**Problem**
Copy out all the lines where "Precipitación" shows up.
**********
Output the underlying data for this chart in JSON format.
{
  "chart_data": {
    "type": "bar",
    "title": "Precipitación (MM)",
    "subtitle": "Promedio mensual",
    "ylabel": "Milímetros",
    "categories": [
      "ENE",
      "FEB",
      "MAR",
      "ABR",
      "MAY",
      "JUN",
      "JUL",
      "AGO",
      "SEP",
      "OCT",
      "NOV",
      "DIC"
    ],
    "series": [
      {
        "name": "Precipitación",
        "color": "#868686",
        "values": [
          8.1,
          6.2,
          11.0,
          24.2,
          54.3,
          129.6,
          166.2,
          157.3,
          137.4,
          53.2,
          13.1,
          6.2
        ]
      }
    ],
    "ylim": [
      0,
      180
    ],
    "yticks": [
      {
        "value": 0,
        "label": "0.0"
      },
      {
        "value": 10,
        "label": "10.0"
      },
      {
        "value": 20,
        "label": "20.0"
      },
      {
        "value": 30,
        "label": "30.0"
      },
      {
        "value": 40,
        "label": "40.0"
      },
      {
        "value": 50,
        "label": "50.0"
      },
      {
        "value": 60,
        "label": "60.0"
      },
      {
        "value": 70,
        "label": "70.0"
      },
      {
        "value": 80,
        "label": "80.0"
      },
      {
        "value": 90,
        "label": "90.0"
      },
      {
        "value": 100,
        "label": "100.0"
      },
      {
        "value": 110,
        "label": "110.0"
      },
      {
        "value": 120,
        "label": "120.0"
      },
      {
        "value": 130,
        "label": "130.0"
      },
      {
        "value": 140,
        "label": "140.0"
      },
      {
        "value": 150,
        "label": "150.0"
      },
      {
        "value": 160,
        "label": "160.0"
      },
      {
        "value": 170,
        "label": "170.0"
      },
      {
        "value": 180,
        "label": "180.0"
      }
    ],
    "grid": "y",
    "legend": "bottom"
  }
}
**********
**Response to this task**
    "title": "Precipitación (MM)",
        "name": "Precipitación",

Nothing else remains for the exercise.